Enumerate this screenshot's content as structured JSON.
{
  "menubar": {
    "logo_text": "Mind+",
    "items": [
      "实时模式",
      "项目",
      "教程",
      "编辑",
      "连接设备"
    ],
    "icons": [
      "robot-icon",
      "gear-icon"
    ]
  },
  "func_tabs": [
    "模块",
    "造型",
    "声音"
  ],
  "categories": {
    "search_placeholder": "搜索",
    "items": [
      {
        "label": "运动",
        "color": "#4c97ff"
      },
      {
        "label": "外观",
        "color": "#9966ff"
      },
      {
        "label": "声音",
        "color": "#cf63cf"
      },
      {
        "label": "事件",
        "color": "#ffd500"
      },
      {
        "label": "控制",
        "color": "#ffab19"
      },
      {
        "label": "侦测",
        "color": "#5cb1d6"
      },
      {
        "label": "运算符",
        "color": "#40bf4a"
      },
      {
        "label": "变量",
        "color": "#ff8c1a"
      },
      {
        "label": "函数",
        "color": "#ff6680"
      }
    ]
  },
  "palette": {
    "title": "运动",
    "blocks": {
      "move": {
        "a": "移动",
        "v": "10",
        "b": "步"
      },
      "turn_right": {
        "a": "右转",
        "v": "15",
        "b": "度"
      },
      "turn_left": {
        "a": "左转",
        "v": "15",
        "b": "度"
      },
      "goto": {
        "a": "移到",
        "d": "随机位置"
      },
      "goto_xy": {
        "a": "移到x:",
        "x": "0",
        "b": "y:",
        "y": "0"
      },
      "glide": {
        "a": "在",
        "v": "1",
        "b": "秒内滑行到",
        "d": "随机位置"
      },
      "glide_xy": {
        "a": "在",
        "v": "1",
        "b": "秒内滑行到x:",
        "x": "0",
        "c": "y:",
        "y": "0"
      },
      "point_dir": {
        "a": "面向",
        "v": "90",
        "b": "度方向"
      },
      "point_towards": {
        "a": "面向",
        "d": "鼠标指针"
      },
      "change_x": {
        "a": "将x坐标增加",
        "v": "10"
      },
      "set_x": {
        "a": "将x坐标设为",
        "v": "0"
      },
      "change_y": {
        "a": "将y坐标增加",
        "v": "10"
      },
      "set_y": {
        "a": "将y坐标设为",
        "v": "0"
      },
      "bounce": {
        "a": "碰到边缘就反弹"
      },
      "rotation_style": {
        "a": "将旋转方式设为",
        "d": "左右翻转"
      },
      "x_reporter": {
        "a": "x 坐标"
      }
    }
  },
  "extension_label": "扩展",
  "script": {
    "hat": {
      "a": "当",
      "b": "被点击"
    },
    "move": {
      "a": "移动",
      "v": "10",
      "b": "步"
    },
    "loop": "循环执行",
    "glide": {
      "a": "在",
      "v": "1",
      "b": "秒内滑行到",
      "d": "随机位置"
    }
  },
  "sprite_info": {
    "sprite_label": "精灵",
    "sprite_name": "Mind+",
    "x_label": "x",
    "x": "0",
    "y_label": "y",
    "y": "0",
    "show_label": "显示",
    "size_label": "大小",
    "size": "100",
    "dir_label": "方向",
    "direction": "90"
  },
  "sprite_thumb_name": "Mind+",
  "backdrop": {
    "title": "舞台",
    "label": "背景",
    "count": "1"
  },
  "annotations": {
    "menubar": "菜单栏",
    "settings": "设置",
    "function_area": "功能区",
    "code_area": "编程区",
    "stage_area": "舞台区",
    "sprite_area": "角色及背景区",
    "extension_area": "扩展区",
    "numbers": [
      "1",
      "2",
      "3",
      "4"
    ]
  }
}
+++
- _AIM_:
From the records above, extract each line exactly as shown.

- _WORKED SOLUTION_:
Enumerate this screenshot's content as structured JSON.
{
  "menubar": {
    "logo_text": "Mind+",
    "items": [
      "实时模式",
      "项目",
      "教程",
      "编辑",
      "连接设备"
    ],
    "icons": [
      "robot-icon",
      "gear-icon"
    ]
  },
  "func_tabs": [
    "模块",
    "造型",
    "声音"
  ],
  "categories": {
    "search_placeholder": "搜索",
    "items": [
      {
        "label": "运动",
        "color": "#4c97ff"
      },
      {
        "label": "外观",
        "color": "#9966ff"
      },
      {
        "label": "声音",
        "color": "#cf63cf"
      },
      {
        "label": "事件",
        "color": "#ffd500"
      },
      {
        "label": "控制",
        "color": "#ffab19"
      },
      {
        "label": "侦测",
        "color": "#5cb1d6"
      },
      {
        "label": "运算符",
        "color": "#40bf4a"
      },
      {
        "label": "变量",
        "color": "#ff8c1a"
      },
      {
        "label": "函数",
        "color": "#ff6680"
      }
    ]
  },
  "palette": {
    "title": "运动",
    "blocks": {
      "move": {
        "a": "移动",
        "v": "10",
        "b": "步"
      },
      "turn_right": {
        "a": "右转",
        "v": "15",
        "b": "度"
      },
      "turn_left": {
        "a": "左转",
        "v": "15",
        "b": "度"
      },
      "goto": {
        "a": "移到",
        "d": "随机位置"
      },
      "goto_xy": {
        "a": "移到x:",
        "x": "0",
        "b": "y:",
        "y": "0"
      },
      "glide": {
        "a": "在",
        "v": "1",
        "b": "秒内滑行到",
        "d": "随机位置"
      },
      "glide_xy": {
        "a": "在",
        "v": "1",
        "b": "秒内滑行到x:",
        "x": "0",
        "c": "y:",
        "y": "0"
      },
      "point_dir": {
        "a": "面向",
        "v": "90",
        "b": "度方向"
      },
      "point_towards": {
        "a": "面向",
        "d": "鼠标指针"
      },
      "change_x": {
        "a": "将x坐标增加",
        "v": "10"
      },
      "set_x": {
        "a": "将x坐标设为",
        "v": "0"
      },
      "change_y": {
        "a": "将y坐标增加",
        "v": "10"
      },
      "set_y": {
        "a": "将y坐标设为",
        "v": "0"
      },
      "bounce": {
        "a": "碰到边缘就反弹"
      },
      "rotation_style": {
        "a": "将旋转方式设为",
        "d": "左右翻转"
      },
      "x_reporter": {
        "a": "x 坐标"
      }
    }
  },
  "extension_label": "扩展",
  "script": {
    "hat": {
      "a": "当",
      "b": "被点击"
    },
    "move": {
      "a": "移动",
      "v": "10",
      "b": "步"
    },
    "loop": "循环执行",
    "glide": {
      "a": "在",
      "v": "1",
      "b": "秒内滑行到",
      "d": "随机位置"
    }
  },
  "sprite_info": {
    "sprite_label": "精灵",
    "sprite_name": "Mind+",
    "x_label": "x",
    "x": "0",
    "y_label": "y",
    "y": "0",
    "show_label": "显示",
    "size_label": "大小",
    "size": "100",
    "dir_label": "方向",
    "direction": "90"
  },
  "sprite_thumb_name": "Mind+",
  "backdrop": {
    "title": "舞台",
    "label": "背景",
    "count": "1"
  },
  "annotations": {
    "menubar": "菜单栏",
    "settings": "设置",
    "function_area": "功能区",
    "code_area": "编程区",
    "stage_area": "舞台区",
    "sprite_area": "角色及背景区",
    "extension_area": "扩展区",
    "numbers": [
      "1",
      "2",
      "3",
      "4"
    ]
  }
}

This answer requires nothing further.